** 課題の目的 **
下に示すゴッドバレーについての原文から、「<この記事にはTVアニメ・原」から「正義」の名の下に守っている。」までの部分を一字も変えずに書き出してください。

** 原文 **
·····

<この記事にはTVアニメ・原作漫画『ONE PIECE』のネタバレが登場します。ご注意ください。>
「神の谷(ゴッドバレー)」(以下、ゴッドバレー)の炎の中、若き日の海兵モンキー・D・ドラゴンは、敵であるはずの天竜人の赤子、シャンクスを命懸けで守りました。なぜ、のちに世界最悪の犯罪者となる男が、“神の子“を救ったのでしょうか。
それはたんなる気まぐれな善行ではなく、この出会いこそがドラゴンの革命の始まりであり、のちの四皇シャンクスとの間に結ばれた、世界を動かす“絆”の原点だったのかもしれません。
◆「不自由な正義」への絶望──海兵ドラゴンが見た“神の谷”の地獄
のちの「世界最悪の犯罪者」も、かつては正義を志す一人の若者でした。17歳のドラゴンは、父・ガープと同じ海兵の道を歩み、当初は海軍の中から世界を変えようとしていたのかもしれません。
しかし、ゴッドバレー編で描かれた彼の姿は、既にのちの革命軍スタイルに近く、布で顔を覆っていました。このことから、彼は当時から海軍の掲げる「絶対的正義」に何らかの疑問や葛藤を抱えていた可能性があるといえます。
その彼の心を決定的に折ったのがゴッドバレーの地獄のような光景だったのではないでしょうか。そこでは、天竜人たちが島の先住民を狩る「先住民一掃大会」に興じ、多くの奴隷たちが商品として扱われていました。そして、その神々の非道な行いを、自らが所属する海軍が「正義」の名の下に守っている。

·····

** データ抜粋 **
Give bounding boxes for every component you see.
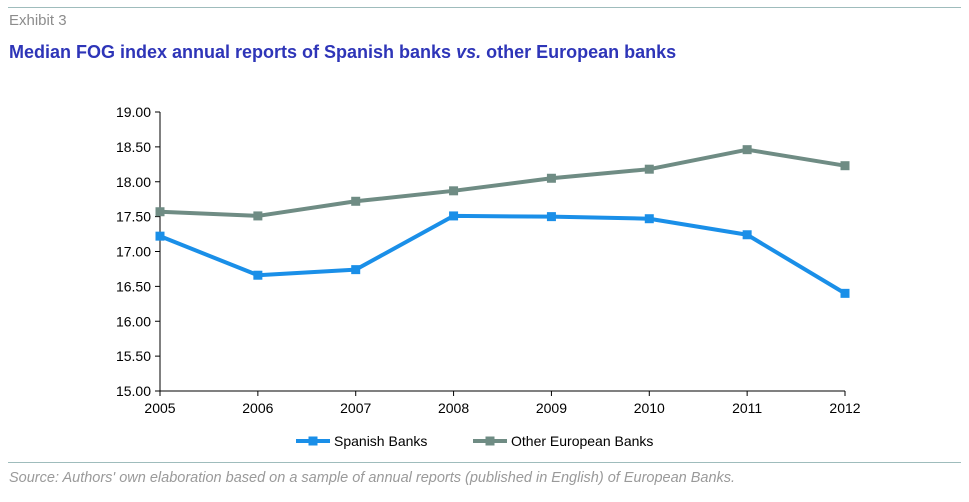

·····

** 解答 **
<この記事にはTVアニメ・原作漫画『ONE PIECE』のネタバレが登場します。ご注意ください。>
「神の谷(ゴッドバレー)」(以下、ゴッドバレー)の炎の中、若き日の海兵モンキー・D・ドラゴンは、敵であるはずの天竜人の赤子、シャンクスを命懸けで守りました。なぜ、のちに世界最悪の犯罪者となる男が、“神の子“を救ったのでしょうか。
それはたんなる気まぐれな善行ではなく、この出会いこそがドラゴンの革命の始まりであり、のちの四皇シャンクスとの間に結ばれた、世界を動かす“絆”の原点だったのかもしれません。
◆「不自由な正義」への絶望──海兵ドラゴンが見た“神の谷”の地獄
のちの「世界最悪の犯罪者」も、かつては正義を志す一人の若者でした。17歳のドラゴンは、父・ガープと同じ海兵の道を歩み、当初は海軍の中から世界を変えようとしていたのかもしれません。
しかし、ゴッドバレー編で描かれた彼の姿は、既にのちの革命軍スタイルに近く、布で顔を覆っていました。このことから、彼は当時から海軍の掲げる「絶対的正義」に何らかの疑問や葛藤を抱えていた可能性があるといえます。
その彼の心を決定的に折ったのがゴッドバレーの地獄のような光景だったのではないでしょうか。そこでは、天竜人たちが島の先住民を狩る「先住民一掃大会」に興じ、多くの奴隷たちが商品として扱われていました。そして、その神々の非道な行いを、自らが所属する海軍が「正義」の名の下に守っている。